DATA PROVIDED →
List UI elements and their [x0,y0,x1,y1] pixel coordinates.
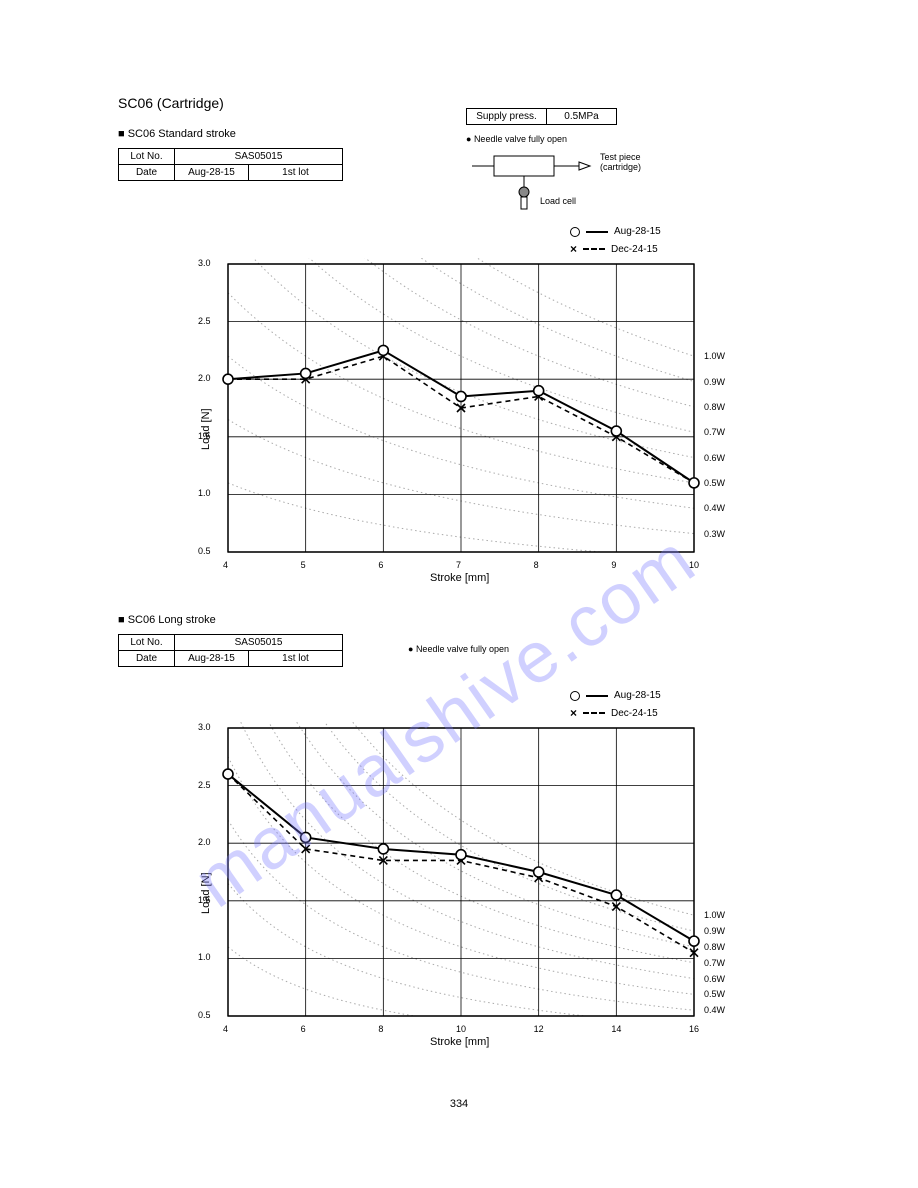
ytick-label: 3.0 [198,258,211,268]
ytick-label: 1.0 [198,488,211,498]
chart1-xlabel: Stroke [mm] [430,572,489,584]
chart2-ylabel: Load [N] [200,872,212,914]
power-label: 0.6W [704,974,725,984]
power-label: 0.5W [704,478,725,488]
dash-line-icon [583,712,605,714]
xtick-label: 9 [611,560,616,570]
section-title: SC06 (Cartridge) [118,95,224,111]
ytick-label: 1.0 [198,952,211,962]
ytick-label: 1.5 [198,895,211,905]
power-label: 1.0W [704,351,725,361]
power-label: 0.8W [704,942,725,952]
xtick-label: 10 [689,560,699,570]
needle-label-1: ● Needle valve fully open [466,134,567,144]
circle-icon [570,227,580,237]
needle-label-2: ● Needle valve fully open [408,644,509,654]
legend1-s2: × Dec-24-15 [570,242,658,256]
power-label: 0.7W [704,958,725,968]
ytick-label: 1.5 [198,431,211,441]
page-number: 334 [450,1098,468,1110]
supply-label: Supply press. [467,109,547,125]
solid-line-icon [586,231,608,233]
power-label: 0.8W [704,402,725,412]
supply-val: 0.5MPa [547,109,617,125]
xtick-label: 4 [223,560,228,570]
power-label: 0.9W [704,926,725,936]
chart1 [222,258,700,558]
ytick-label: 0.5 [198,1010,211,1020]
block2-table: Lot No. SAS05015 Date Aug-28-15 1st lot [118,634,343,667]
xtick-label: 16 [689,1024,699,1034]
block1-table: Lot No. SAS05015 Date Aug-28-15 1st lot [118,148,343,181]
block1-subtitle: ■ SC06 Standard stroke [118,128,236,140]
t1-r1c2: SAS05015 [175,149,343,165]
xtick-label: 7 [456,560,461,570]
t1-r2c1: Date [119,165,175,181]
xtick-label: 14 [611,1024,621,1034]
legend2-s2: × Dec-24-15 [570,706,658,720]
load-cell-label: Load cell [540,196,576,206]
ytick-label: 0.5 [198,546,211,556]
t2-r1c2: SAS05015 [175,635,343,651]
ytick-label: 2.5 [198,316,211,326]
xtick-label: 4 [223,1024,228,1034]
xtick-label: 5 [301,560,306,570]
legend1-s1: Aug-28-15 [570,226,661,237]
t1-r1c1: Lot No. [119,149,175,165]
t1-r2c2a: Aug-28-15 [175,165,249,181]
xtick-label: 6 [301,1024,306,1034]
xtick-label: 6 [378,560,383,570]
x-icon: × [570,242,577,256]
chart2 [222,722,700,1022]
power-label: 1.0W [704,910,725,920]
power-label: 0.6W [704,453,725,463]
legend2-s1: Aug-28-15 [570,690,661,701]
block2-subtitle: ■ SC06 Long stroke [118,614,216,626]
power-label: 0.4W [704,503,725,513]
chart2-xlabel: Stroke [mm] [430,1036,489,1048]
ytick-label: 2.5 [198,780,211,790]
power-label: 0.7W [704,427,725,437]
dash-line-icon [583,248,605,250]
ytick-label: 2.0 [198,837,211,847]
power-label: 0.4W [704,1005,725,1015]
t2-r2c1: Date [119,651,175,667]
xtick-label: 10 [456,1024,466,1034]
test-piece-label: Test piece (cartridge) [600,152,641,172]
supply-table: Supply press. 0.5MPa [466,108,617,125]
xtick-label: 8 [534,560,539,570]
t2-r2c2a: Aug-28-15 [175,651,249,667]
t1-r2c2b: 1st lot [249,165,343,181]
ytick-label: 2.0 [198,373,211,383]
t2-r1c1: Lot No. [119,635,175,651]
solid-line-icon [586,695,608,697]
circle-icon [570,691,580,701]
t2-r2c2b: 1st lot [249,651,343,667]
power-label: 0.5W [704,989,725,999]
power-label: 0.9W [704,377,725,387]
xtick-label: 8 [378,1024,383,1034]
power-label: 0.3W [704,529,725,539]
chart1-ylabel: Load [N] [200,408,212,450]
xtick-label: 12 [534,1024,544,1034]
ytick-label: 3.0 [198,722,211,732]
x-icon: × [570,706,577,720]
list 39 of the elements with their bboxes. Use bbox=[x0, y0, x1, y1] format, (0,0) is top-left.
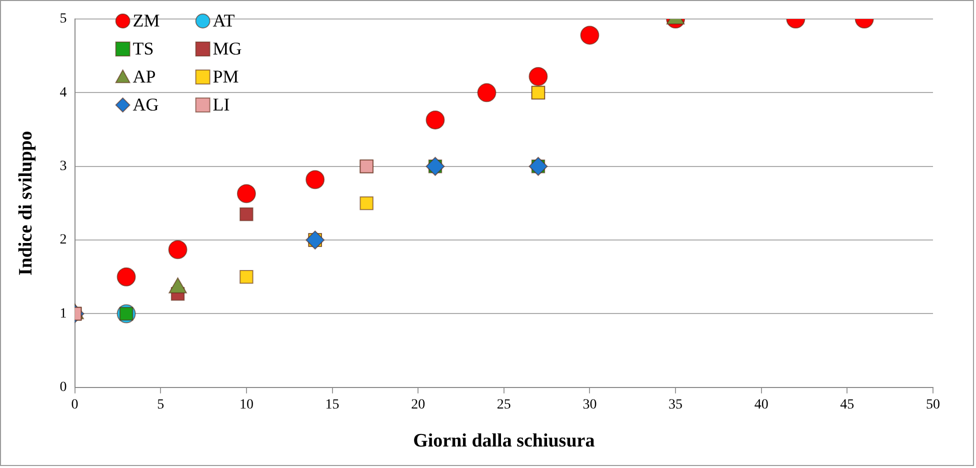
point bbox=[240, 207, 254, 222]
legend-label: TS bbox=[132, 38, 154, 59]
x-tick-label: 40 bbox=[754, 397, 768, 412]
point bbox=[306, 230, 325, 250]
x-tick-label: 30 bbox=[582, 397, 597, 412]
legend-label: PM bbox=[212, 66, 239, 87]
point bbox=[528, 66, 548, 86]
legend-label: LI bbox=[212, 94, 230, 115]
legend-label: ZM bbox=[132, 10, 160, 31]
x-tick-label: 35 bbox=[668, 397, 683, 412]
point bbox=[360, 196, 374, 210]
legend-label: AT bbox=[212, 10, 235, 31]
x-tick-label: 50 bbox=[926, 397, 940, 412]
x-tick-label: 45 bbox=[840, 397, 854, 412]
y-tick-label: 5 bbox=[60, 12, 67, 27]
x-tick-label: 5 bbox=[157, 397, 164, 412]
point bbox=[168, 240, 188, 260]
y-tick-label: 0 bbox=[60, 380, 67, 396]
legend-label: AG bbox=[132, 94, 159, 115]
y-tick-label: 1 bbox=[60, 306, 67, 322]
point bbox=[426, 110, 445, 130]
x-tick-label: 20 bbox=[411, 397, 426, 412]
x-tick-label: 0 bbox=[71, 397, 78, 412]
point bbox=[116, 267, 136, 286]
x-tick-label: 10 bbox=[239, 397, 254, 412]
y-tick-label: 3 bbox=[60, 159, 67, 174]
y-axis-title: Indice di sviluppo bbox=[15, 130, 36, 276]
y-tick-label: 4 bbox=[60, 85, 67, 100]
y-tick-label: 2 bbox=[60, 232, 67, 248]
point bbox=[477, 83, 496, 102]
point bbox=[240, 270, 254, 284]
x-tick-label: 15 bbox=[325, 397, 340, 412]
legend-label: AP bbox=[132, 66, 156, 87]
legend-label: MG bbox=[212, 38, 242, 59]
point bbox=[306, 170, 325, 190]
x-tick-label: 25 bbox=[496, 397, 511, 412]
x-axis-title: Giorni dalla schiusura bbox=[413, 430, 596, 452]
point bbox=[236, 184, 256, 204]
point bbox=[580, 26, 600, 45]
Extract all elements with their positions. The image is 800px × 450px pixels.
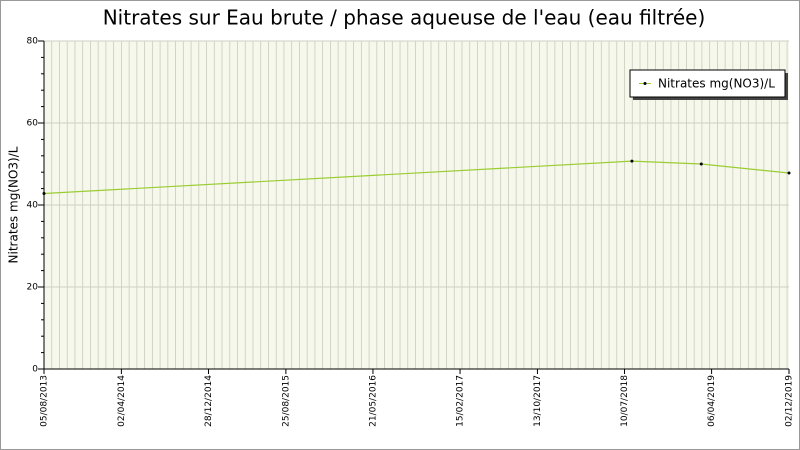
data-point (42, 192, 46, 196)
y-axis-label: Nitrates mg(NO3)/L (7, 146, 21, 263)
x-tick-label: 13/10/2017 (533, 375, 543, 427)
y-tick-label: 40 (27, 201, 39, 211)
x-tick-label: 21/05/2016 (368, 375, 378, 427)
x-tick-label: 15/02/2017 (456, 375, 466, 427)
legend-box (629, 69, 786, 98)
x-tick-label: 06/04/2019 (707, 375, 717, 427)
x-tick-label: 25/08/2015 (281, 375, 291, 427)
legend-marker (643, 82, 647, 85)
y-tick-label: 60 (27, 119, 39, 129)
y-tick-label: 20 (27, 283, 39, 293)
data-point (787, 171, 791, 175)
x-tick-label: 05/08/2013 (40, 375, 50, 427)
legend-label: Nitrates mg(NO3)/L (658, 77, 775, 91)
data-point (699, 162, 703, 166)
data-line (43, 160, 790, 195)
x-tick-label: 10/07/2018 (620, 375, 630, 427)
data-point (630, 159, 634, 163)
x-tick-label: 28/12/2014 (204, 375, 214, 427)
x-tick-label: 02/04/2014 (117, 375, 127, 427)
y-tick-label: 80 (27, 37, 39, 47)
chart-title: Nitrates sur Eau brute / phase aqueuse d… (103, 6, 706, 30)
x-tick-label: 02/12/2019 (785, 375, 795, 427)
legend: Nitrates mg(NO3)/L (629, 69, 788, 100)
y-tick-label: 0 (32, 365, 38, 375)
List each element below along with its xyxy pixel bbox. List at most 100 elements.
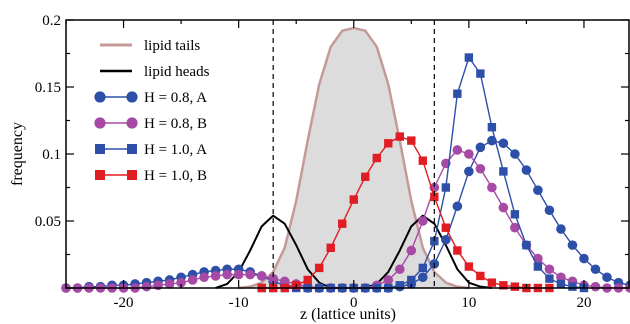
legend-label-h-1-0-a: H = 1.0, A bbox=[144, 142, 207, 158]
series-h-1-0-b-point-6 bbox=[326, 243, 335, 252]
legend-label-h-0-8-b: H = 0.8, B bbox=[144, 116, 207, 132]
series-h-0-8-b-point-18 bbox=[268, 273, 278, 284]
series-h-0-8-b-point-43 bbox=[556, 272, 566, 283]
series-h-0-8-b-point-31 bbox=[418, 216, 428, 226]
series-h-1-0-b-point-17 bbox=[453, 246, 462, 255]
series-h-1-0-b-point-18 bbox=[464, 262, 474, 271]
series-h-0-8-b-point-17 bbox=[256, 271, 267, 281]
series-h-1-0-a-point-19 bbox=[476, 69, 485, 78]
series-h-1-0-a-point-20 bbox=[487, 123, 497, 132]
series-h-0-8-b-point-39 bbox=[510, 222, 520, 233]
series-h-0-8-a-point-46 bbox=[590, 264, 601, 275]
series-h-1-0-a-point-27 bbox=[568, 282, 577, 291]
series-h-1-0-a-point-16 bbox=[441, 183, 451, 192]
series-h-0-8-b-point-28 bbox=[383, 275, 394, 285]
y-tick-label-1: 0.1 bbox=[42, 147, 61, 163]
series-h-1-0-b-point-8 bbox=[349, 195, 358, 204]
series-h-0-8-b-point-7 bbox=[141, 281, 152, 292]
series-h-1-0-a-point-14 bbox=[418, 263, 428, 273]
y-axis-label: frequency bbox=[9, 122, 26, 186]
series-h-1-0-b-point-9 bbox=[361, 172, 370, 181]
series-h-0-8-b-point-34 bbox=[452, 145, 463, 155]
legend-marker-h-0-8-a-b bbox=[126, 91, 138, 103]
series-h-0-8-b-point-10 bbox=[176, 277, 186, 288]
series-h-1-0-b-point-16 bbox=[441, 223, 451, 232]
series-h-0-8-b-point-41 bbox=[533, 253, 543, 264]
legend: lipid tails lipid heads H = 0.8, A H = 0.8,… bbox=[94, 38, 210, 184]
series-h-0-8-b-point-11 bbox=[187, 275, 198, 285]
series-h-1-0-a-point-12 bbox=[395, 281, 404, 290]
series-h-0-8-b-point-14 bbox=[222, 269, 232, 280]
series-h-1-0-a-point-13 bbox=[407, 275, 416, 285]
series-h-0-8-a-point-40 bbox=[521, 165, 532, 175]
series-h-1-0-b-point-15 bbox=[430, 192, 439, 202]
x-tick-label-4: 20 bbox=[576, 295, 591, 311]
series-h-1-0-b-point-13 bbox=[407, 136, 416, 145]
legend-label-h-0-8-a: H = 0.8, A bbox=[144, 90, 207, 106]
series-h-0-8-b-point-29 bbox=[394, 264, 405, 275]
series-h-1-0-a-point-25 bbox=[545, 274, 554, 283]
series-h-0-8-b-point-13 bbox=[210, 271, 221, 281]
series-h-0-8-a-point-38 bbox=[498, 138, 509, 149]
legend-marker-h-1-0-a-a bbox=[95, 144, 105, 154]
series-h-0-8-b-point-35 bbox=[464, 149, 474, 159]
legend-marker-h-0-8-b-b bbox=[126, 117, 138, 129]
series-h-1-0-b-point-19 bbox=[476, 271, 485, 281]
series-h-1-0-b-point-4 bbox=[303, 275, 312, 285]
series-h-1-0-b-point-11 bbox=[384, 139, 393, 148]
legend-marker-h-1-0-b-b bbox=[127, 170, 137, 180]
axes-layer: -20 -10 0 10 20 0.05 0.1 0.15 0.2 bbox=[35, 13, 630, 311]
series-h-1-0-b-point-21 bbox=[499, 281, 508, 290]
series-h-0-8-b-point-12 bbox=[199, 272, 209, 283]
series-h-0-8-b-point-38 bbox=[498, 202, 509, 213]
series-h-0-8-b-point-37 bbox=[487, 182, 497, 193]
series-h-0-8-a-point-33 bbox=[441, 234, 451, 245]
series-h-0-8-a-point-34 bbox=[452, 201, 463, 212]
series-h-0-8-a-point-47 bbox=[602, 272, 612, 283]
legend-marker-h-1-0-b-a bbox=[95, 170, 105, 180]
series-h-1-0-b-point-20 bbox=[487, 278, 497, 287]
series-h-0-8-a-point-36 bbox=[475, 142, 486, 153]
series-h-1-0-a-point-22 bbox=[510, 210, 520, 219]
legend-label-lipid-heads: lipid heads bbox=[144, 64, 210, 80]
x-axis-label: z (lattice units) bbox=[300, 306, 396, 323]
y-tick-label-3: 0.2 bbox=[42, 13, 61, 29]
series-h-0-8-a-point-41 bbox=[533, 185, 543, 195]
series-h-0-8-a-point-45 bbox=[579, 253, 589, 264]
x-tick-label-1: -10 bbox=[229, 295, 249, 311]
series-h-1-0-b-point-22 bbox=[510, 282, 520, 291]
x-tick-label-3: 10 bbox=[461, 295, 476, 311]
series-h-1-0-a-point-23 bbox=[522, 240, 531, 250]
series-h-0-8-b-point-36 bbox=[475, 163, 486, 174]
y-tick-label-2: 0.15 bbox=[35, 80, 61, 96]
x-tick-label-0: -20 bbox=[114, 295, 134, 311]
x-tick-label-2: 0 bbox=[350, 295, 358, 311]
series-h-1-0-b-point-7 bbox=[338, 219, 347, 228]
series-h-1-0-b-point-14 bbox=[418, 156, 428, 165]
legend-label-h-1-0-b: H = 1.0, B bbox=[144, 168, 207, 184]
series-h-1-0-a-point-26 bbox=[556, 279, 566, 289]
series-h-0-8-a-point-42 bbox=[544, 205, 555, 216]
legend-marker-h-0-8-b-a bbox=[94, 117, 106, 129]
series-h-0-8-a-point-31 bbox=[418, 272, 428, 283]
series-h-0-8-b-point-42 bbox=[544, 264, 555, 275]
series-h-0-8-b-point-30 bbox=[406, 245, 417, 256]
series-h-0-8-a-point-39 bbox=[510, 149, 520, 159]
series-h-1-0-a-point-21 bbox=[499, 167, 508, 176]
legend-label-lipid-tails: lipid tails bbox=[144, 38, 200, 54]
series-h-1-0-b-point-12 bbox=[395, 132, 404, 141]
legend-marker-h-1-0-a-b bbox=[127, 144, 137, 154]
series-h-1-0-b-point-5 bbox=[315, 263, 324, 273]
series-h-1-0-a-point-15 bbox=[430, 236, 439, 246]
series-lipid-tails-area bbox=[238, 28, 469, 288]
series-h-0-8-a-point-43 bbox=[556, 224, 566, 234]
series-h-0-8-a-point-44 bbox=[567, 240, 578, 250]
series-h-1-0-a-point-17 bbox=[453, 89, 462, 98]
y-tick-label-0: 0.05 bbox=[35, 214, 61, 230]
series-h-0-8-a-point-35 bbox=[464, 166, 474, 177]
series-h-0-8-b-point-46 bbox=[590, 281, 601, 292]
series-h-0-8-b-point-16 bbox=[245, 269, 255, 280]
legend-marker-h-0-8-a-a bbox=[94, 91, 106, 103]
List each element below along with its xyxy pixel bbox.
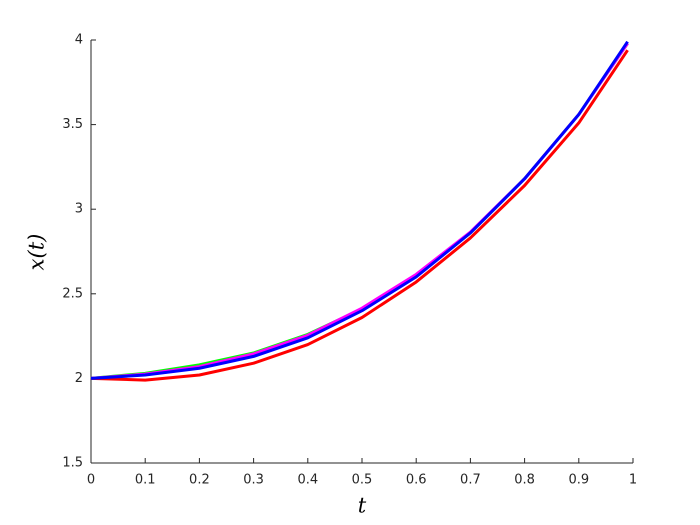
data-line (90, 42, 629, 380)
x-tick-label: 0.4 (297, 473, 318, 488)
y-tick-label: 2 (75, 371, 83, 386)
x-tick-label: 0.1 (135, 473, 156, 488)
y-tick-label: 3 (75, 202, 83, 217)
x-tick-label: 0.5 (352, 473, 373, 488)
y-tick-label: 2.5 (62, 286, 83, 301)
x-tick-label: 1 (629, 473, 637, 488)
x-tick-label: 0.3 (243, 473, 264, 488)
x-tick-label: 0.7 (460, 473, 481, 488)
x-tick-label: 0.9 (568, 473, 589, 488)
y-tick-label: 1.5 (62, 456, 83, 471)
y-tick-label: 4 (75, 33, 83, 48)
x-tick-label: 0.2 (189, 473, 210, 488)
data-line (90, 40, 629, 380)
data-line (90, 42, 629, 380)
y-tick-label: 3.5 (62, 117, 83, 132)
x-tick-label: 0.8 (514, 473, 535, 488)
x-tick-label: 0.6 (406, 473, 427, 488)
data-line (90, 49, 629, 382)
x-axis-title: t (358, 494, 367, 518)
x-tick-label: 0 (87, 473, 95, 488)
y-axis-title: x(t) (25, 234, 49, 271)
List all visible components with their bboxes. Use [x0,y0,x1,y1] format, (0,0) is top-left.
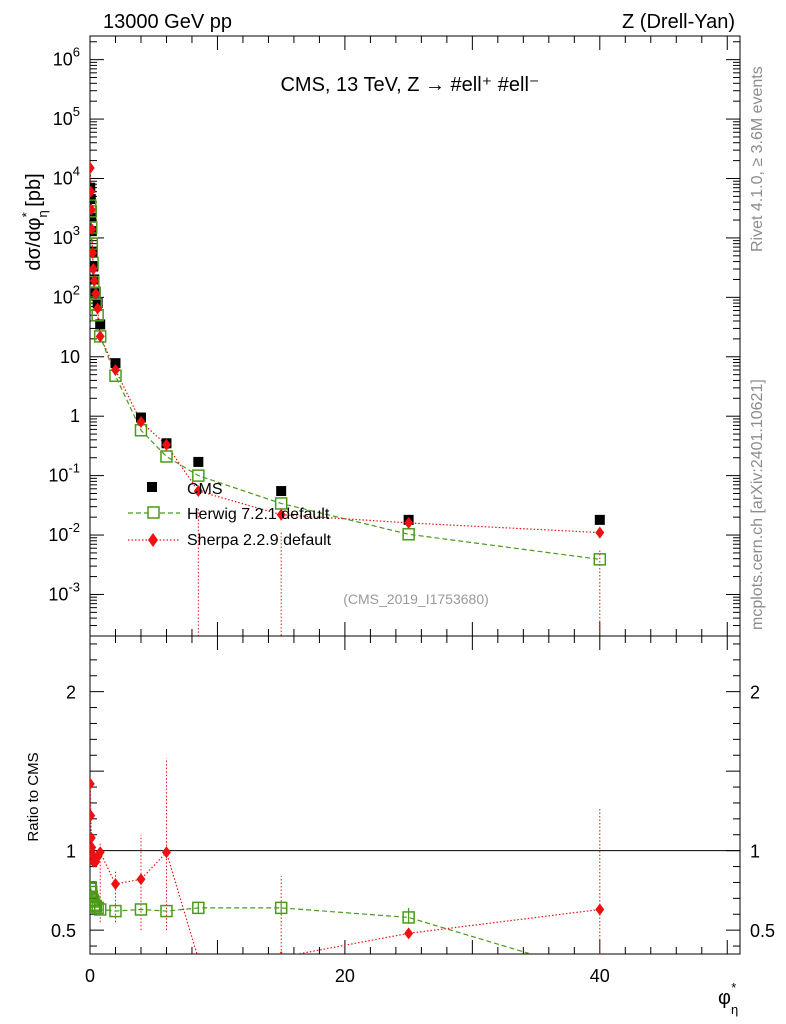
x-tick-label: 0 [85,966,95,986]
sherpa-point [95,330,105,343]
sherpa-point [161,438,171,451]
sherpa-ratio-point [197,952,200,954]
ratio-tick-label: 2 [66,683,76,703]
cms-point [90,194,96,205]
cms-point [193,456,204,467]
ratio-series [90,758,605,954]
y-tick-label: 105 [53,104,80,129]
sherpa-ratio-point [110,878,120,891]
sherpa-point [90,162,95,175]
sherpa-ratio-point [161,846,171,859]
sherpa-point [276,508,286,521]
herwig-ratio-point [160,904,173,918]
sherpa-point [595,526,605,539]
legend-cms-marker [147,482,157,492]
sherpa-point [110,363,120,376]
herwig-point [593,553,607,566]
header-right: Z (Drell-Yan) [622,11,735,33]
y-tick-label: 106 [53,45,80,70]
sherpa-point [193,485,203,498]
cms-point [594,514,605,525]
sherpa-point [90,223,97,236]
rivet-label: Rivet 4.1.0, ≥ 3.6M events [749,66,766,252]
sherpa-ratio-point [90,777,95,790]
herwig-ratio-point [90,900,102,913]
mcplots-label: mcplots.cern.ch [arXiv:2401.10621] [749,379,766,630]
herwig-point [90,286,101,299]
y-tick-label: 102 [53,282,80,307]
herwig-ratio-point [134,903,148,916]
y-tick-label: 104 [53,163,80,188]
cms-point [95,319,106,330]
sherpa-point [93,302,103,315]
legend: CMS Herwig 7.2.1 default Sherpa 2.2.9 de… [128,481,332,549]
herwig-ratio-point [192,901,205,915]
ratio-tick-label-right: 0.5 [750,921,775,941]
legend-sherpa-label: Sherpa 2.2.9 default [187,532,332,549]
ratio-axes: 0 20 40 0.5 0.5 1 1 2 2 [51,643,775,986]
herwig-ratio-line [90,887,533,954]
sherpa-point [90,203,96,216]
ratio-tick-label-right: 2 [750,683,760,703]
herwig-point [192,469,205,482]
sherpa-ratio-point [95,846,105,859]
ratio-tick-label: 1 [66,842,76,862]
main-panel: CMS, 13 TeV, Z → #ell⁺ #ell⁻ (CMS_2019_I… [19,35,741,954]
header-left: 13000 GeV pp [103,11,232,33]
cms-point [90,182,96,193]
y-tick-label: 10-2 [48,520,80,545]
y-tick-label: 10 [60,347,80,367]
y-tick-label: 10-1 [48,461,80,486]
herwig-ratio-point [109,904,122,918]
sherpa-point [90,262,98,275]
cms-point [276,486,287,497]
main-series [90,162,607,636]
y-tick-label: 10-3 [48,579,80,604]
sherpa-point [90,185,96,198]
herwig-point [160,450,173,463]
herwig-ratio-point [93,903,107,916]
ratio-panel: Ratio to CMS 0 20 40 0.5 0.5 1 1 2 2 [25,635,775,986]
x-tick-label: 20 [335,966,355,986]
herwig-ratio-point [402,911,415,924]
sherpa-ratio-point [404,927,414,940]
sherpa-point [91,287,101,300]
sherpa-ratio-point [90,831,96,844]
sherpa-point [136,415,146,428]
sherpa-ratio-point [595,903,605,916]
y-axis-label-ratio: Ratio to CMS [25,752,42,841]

WHAT IS BEING ASKED →
Extract every line from the rows above that contains the word "default".

SOLUTION →
legend: CMS Herwig 7.2.1 default Sherpa 2.2.9 de… [128,481,332,549]
legend-sherpa-label: Sherpa 2.2.9 default [187,532,332,549]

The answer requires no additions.